• The problem:
Identify and copy all lines of the material where the string "this" is found.
──────────────────────────────
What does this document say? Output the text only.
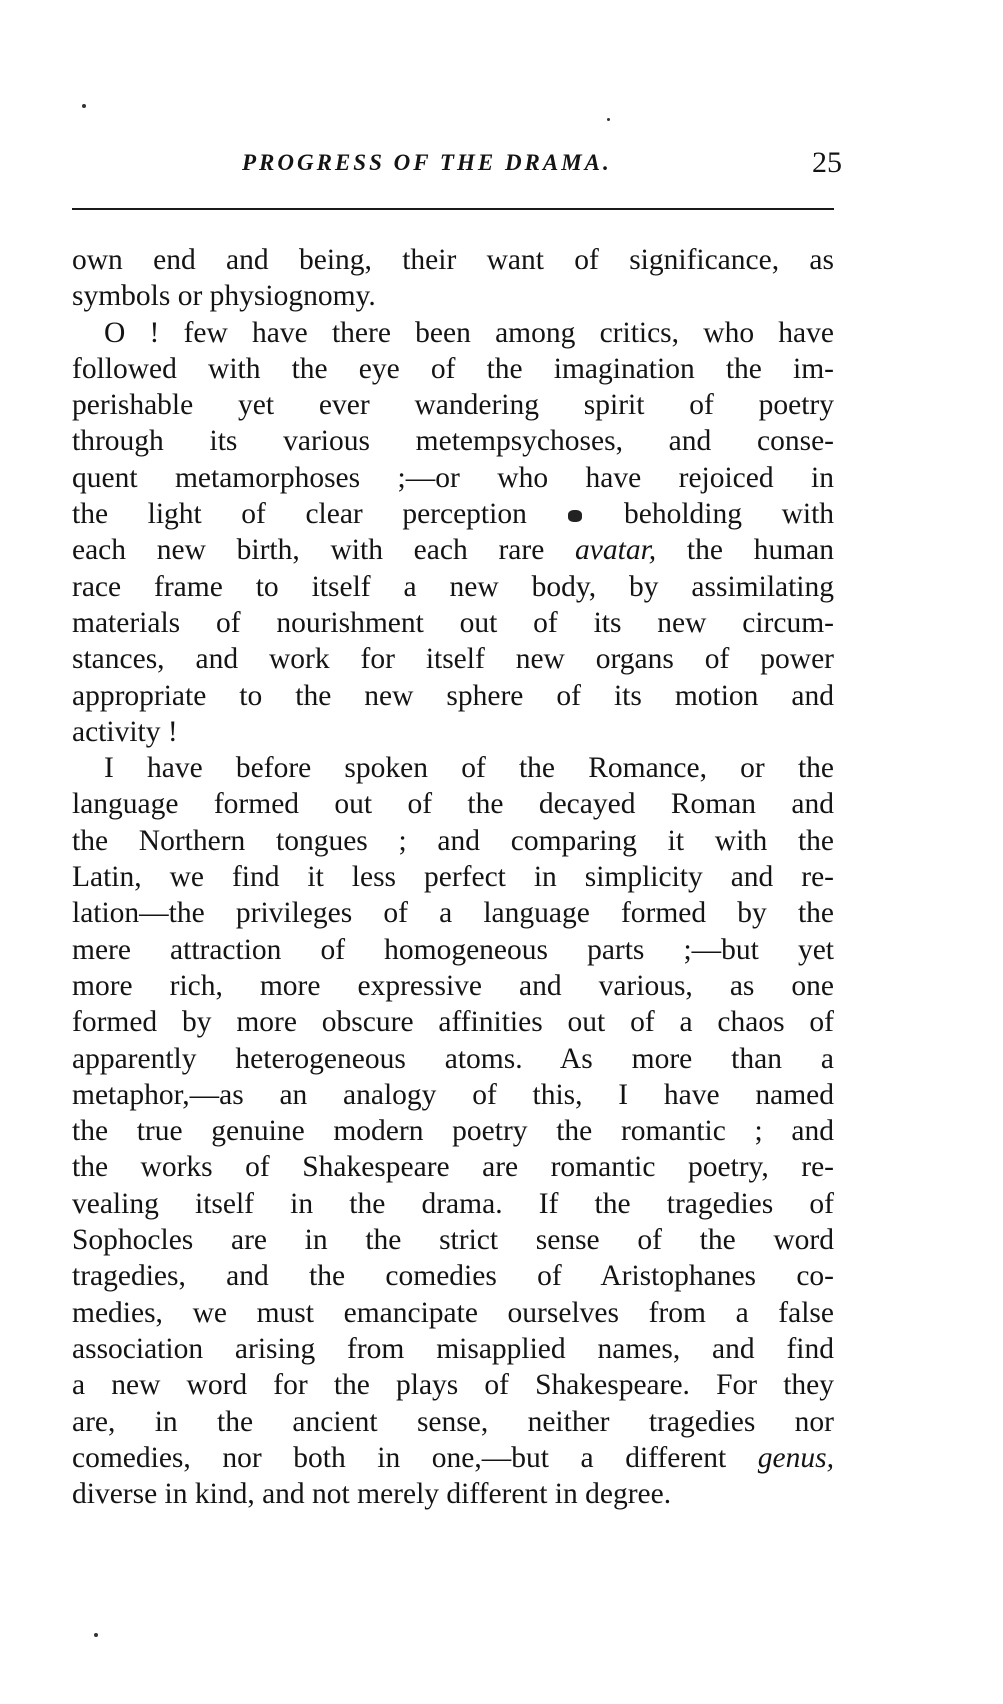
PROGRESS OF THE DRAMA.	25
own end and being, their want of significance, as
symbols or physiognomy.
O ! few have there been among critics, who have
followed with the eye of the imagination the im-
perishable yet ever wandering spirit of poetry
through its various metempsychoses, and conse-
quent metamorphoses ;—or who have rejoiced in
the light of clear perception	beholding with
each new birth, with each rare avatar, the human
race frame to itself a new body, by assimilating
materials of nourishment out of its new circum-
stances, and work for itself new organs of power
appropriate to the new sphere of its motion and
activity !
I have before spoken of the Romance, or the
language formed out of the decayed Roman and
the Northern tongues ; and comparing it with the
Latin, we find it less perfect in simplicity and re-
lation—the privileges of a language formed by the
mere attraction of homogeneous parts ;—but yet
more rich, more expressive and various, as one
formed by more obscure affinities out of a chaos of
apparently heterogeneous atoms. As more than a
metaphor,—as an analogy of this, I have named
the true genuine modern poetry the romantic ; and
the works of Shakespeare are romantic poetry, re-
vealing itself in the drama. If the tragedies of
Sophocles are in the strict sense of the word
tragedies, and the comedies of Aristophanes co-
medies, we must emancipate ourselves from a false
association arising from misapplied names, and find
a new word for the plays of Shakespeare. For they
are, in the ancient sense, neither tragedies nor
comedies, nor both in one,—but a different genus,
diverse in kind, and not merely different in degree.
──────────────────────────────
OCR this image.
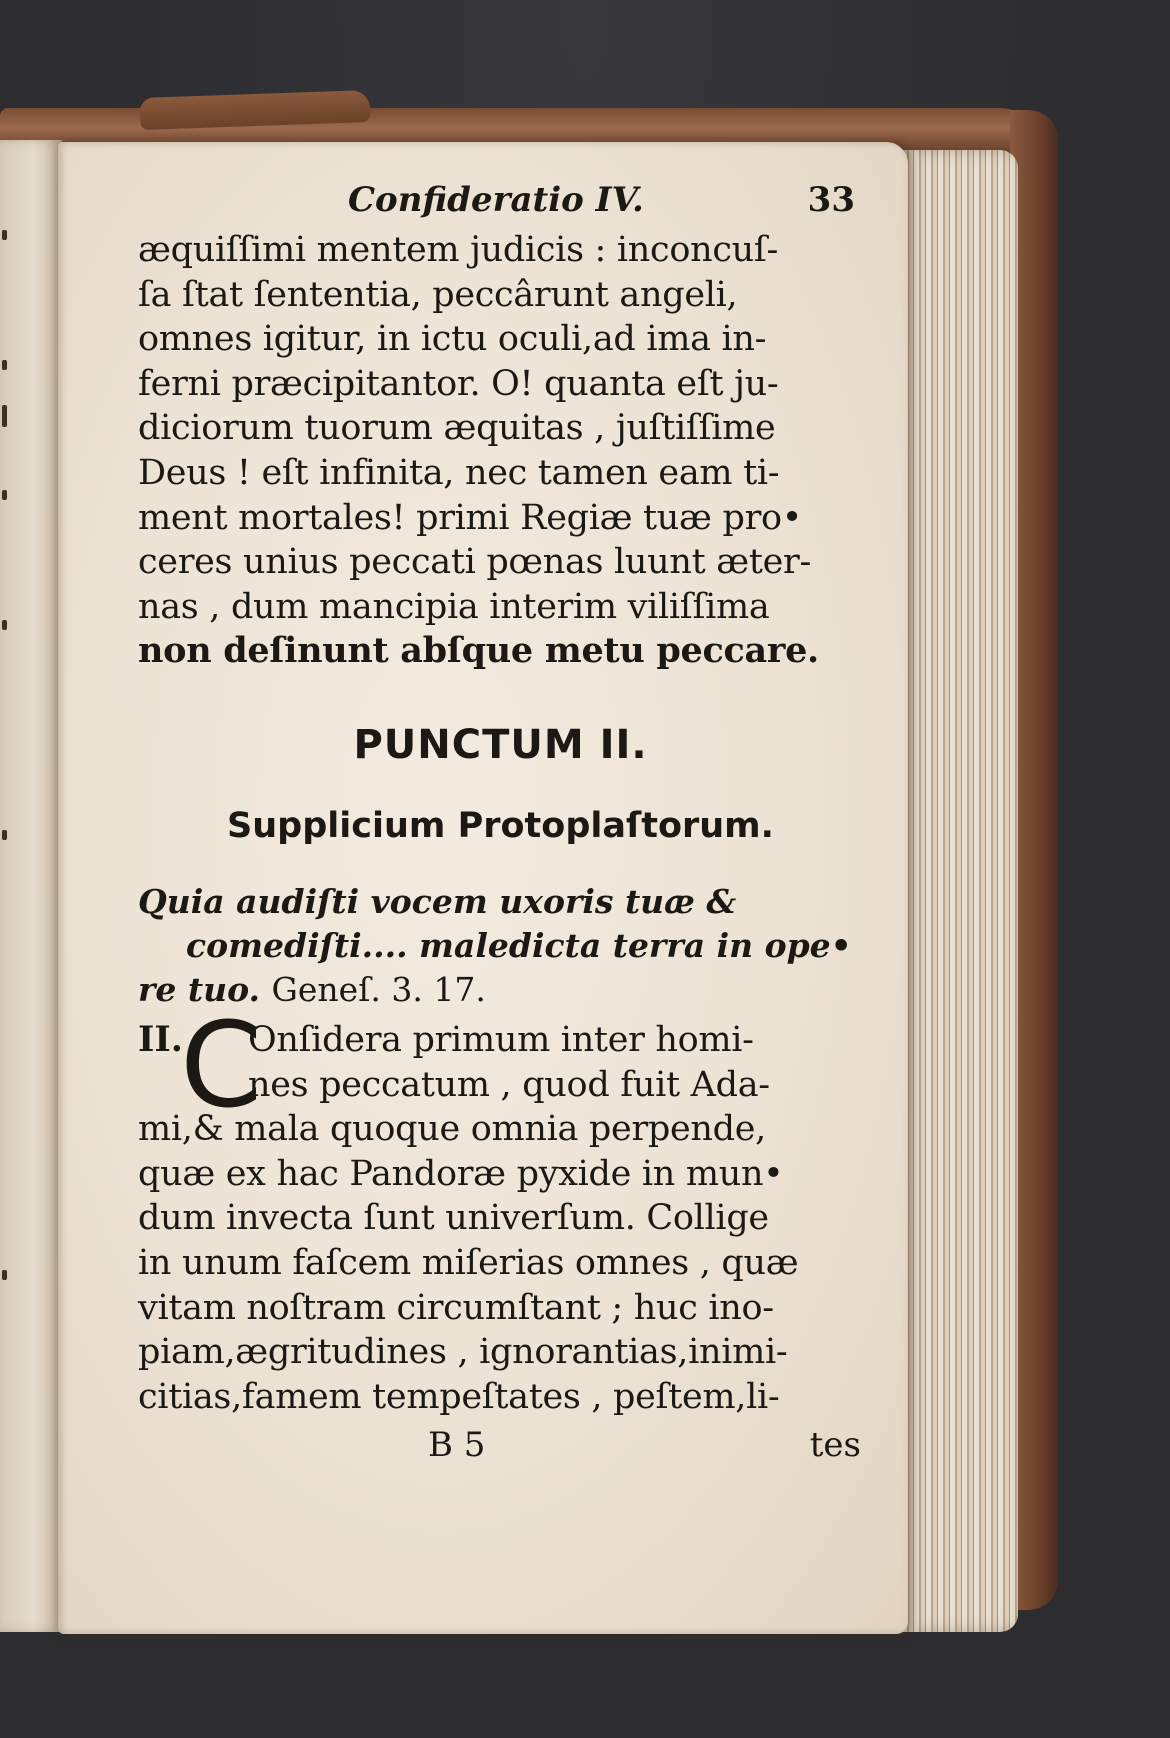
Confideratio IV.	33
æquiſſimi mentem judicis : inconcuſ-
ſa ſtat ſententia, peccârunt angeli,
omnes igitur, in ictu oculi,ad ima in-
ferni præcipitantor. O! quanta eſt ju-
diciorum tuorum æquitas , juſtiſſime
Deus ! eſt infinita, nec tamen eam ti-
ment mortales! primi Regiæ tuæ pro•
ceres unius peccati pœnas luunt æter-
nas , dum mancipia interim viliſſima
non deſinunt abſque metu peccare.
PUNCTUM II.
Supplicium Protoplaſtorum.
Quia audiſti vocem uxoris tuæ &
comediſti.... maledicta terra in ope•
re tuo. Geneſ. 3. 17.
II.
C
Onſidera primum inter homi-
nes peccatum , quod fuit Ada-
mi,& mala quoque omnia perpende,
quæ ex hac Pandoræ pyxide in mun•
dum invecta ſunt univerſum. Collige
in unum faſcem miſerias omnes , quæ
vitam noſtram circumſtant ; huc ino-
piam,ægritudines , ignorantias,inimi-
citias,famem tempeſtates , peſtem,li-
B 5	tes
──────────────────────────────
• Written solution:
What does this document say? Output the text only.
metaphor,—as an analogy of this, I have named
OCR this image.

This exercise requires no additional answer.